● **Goal of the exercise**
Select all lines in the records that include "Based".

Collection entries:
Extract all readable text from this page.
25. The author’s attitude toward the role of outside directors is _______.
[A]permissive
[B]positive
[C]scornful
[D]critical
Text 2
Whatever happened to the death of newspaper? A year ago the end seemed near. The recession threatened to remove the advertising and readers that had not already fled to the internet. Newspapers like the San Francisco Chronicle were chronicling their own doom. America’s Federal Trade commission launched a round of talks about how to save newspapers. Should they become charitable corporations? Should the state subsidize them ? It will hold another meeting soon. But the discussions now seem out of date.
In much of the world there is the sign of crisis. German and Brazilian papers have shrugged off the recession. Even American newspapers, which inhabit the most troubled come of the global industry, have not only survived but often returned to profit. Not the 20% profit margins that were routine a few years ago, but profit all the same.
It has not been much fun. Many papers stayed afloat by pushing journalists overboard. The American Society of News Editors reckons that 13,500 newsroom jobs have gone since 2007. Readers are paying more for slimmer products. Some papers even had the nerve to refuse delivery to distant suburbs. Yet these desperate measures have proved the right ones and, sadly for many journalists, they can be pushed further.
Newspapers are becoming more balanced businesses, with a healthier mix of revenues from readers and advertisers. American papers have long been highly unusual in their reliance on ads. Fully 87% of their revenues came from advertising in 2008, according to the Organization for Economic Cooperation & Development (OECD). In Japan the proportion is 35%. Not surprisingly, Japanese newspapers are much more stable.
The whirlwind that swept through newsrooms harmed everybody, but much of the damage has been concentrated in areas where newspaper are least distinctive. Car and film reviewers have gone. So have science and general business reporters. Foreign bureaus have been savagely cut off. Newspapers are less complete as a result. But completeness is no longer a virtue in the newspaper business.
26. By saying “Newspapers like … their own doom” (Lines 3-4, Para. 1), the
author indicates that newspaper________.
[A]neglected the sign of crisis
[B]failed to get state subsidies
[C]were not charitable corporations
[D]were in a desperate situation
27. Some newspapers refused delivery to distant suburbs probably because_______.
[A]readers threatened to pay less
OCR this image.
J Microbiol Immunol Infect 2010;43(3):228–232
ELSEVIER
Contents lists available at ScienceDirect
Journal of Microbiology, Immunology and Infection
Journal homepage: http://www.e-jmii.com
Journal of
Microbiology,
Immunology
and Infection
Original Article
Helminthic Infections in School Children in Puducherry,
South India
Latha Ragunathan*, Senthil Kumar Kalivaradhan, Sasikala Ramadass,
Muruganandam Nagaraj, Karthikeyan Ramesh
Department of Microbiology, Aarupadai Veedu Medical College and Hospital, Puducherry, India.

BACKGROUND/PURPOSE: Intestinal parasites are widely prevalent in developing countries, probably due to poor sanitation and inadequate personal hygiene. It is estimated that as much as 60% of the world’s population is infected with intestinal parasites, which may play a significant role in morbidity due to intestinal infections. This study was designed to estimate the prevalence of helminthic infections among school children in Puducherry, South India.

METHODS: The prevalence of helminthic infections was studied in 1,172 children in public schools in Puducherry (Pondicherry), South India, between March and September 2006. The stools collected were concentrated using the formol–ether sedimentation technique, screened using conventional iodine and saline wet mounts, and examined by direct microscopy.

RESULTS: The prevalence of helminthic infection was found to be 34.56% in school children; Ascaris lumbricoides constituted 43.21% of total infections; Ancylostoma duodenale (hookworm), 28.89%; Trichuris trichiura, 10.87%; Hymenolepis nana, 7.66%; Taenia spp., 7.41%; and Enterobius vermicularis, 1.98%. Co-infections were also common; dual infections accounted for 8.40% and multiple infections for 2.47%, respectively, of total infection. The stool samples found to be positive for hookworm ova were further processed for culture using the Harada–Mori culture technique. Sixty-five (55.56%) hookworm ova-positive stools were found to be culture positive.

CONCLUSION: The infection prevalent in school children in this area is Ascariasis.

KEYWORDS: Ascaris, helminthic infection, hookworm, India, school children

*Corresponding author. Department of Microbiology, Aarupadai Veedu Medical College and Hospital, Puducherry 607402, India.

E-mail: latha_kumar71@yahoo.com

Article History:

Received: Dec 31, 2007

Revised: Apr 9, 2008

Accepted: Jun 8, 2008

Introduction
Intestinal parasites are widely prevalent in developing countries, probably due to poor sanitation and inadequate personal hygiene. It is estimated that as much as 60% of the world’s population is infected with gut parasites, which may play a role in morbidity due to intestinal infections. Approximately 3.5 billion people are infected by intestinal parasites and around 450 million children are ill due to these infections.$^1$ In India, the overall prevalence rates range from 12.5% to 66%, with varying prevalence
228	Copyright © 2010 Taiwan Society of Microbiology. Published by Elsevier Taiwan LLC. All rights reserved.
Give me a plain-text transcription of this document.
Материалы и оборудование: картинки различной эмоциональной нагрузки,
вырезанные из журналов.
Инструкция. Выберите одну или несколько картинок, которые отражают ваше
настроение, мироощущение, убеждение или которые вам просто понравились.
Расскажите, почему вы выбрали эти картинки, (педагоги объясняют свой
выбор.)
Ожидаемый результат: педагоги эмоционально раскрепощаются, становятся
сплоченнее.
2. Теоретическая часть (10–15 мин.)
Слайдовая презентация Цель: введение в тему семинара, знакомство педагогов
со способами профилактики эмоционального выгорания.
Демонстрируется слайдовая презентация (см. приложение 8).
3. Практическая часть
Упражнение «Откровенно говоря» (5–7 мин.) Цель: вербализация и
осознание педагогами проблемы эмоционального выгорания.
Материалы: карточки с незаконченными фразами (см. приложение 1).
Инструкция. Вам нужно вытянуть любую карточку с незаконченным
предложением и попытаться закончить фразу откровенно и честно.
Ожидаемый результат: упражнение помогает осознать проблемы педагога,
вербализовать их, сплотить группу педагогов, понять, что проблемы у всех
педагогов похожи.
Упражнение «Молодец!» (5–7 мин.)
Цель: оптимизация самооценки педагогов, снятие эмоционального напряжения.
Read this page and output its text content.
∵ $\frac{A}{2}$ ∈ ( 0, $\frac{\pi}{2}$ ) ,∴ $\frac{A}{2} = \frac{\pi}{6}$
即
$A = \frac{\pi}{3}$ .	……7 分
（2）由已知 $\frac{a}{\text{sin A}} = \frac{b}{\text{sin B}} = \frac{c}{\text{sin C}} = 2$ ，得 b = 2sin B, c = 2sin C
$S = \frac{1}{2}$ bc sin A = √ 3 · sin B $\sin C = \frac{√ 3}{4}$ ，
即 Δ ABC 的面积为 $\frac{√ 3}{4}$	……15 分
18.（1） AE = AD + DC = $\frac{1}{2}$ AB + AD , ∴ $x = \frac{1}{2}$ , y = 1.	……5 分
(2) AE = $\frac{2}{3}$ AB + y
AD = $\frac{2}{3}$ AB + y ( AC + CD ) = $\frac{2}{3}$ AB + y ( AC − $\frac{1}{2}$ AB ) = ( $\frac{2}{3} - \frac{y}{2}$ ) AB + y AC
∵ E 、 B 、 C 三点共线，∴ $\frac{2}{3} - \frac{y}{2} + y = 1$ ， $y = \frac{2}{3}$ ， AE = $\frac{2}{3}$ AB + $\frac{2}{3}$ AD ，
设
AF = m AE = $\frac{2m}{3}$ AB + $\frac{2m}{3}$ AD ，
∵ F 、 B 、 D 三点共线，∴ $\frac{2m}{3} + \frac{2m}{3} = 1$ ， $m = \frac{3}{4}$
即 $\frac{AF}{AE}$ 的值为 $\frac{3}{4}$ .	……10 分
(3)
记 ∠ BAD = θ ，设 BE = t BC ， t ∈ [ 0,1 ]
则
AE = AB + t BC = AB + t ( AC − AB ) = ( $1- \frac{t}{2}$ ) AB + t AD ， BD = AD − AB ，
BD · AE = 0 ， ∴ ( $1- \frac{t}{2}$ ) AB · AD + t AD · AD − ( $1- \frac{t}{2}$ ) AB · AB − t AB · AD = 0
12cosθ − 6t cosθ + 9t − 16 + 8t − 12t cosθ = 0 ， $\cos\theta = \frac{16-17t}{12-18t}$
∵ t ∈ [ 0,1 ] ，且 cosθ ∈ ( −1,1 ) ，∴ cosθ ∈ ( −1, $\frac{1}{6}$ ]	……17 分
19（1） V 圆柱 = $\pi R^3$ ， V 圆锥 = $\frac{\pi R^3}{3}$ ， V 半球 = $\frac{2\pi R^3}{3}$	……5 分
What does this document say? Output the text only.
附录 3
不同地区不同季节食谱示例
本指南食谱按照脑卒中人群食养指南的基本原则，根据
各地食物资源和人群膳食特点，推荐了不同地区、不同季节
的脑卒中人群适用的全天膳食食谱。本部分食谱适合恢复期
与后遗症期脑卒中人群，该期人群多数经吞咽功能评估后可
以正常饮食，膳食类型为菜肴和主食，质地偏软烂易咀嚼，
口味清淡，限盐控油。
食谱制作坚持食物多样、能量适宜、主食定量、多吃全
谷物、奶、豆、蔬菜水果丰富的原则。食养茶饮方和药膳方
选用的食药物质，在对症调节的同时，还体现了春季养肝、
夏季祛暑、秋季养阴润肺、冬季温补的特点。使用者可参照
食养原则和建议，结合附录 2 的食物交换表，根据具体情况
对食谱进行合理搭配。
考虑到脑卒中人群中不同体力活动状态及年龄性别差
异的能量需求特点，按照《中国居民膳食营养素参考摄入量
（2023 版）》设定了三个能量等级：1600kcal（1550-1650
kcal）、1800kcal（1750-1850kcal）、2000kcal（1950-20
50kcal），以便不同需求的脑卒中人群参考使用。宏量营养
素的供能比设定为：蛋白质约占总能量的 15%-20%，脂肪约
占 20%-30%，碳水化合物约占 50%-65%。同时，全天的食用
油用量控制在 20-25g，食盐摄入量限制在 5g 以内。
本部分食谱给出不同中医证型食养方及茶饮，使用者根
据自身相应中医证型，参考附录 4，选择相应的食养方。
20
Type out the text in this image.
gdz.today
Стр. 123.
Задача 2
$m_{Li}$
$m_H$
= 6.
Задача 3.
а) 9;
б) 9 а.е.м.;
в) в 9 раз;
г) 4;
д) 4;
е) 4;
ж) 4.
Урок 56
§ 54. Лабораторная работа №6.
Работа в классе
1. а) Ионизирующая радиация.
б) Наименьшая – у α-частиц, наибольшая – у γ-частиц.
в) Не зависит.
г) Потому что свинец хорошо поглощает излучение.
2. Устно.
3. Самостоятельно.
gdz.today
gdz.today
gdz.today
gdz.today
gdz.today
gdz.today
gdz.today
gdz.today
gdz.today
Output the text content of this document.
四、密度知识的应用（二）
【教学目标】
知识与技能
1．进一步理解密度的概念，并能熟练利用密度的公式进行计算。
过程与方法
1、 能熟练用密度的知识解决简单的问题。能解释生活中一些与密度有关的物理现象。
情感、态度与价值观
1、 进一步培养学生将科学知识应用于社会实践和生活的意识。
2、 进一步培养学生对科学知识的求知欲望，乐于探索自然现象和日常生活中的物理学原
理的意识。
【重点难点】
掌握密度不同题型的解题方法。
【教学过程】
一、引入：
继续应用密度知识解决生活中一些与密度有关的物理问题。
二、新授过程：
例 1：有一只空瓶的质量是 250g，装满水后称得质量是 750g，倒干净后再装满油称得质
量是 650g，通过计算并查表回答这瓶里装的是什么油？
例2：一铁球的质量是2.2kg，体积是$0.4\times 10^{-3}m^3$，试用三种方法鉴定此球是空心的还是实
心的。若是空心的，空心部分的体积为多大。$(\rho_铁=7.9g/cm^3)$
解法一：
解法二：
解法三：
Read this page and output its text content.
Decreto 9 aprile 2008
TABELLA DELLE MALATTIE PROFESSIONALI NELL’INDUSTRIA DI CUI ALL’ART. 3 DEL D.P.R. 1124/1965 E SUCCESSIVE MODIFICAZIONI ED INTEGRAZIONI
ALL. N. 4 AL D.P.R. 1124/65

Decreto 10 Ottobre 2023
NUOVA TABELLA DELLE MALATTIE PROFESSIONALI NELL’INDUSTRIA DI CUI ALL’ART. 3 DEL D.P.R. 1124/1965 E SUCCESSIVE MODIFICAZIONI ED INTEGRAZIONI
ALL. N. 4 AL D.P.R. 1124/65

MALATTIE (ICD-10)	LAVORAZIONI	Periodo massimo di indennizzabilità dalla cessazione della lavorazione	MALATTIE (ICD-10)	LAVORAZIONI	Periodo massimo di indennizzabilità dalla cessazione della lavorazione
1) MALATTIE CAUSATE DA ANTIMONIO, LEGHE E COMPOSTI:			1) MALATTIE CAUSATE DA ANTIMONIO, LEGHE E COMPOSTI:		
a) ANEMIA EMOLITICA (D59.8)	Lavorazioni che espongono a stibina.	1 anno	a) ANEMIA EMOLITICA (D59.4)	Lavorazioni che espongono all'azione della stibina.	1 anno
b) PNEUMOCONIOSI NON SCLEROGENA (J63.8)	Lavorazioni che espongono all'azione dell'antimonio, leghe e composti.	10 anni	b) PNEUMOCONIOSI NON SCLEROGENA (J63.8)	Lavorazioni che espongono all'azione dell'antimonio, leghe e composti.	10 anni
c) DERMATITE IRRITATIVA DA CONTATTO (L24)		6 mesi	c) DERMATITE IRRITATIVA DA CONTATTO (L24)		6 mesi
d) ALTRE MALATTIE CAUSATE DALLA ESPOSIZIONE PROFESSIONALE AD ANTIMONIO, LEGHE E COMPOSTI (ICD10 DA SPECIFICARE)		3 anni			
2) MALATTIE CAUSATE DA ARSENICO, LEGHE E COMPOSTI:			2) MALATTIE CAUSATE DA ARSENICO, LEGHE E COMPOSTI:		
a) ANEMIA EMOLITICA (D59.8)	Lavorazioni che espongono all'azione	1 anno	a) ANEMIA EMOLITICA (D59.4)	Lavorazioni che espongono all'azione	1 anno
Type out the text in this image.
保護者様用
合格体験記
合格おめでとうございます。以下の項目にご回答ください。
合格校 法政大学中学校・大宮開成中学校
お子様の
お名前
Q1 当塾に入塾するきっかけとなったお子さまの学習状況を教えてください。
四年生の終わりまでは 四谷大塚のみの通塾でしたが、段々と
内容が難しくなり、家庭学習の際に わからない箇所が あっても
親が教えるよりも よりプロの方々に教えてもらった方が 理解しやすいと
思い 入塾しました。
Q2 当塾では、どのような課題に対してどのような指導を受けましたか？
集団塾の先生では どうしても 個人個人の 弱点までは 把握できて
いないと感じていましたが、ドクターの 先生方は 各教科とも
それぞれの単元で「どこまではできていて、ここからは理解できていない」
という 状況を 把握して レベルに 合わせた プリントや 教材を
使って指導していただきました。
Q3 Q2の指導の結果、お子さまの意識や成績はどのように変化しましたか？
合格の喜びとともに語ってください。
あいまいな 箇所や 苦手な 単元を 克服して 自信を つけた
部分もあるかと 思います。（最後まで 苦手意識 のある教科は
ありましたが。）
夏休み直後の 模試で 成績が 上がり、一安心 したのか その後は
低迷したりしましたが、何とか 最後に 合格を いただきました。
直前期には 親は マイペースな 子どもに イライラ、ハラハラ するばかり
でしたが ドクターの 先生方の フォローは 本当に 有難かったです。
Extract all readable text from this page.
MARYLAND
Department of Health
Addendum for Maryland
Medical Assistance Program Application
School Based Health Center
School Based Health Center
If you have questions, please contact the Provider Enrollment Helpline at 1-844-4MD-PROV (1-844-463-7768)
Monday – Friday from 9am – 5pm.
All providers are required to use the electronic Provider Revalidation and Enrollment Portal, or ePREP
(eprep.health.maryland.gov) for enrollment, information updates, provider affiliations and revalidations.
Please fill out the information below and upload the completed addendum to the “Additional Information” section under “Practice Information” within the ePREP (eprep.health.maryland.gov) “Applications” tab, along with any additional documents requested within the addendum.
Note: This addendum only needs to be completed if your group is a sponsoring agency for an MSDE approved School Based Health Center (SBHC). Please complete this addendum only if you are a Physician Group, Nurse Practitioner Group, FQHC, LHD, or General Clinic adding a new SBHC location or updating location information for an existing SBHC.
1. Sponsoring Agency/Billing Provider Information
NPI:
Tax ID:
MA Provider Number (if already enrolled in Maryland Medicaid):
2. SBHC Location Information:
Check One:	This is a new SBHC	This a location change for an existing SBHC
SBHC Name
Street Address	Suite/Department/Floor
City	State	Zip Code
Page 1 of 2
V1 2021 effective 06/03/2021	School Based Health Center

● **Solution to this problem**
School Based Health Center
School Based Health Center
Note: This addendum only needs to be completed if your group is a sponsoring agency for an MSDE approved School Based Health Center (SBHC). Please complete this addendum only if you are a Physician Group, Nurse Practitioner Group, FQHC, LHD, or General Clinic adding a new SBHC location or updating location information for an existing SBHC.
V1 2021 effective 06/03/2021	School Based Health Center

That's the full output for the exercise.